>>>>
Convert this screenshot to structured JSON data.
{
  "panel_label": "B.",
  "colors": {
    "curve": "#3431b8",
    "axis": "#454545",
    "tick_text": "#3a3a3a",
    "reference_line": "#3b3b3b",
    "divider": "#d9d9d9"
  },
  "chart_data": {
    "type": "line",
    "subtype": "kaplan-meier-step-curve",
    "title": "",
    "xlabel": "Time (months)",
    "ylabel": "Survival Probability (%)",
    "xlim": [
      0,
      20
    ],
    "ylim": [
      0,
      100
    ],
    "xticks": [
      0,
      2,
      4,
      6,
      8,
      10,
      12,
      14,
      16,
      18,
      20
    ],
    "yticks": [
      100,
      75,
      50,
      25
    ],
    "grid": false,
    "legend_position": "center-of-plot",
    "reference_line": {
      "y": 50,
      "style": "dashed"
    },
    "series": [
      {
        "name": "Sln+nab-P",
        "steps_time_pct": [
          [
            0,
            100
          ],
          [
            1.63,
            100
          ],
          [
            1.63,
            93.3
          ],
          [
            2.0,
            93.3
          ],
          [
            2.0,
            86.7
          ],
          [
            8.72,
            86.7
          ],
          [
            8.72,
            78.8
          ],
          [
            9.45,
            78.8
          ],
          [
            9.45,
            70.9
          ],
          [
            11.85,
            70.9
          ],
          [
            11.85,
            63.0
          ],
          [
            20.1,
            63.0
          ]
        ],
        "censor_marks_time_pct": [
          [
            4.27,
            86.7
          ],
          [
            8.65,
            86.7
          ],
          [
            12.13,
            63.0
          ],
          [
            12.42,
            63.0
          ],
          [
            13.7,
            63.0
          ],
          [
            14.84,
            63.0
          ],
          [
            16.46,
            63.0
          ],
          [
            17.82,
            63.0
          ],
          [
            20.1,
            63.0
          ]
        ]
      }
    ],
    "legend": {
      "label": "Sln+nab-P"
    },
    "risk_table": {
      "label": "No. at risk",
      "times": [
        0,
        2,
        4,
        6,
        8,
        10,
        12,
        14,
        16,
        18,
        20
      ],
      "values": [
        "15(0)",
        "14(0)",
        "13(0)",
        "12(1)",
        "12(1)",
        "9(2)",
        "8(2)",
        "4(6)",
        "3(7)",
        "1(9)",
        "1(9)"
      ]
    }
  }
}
<<<<
**Exercise:**
From the entries, report each line that includes the word "curve".

**Worked solution:**
    "curve": "#3431b8",
    "subtype": "kaplan-meier-step-curve",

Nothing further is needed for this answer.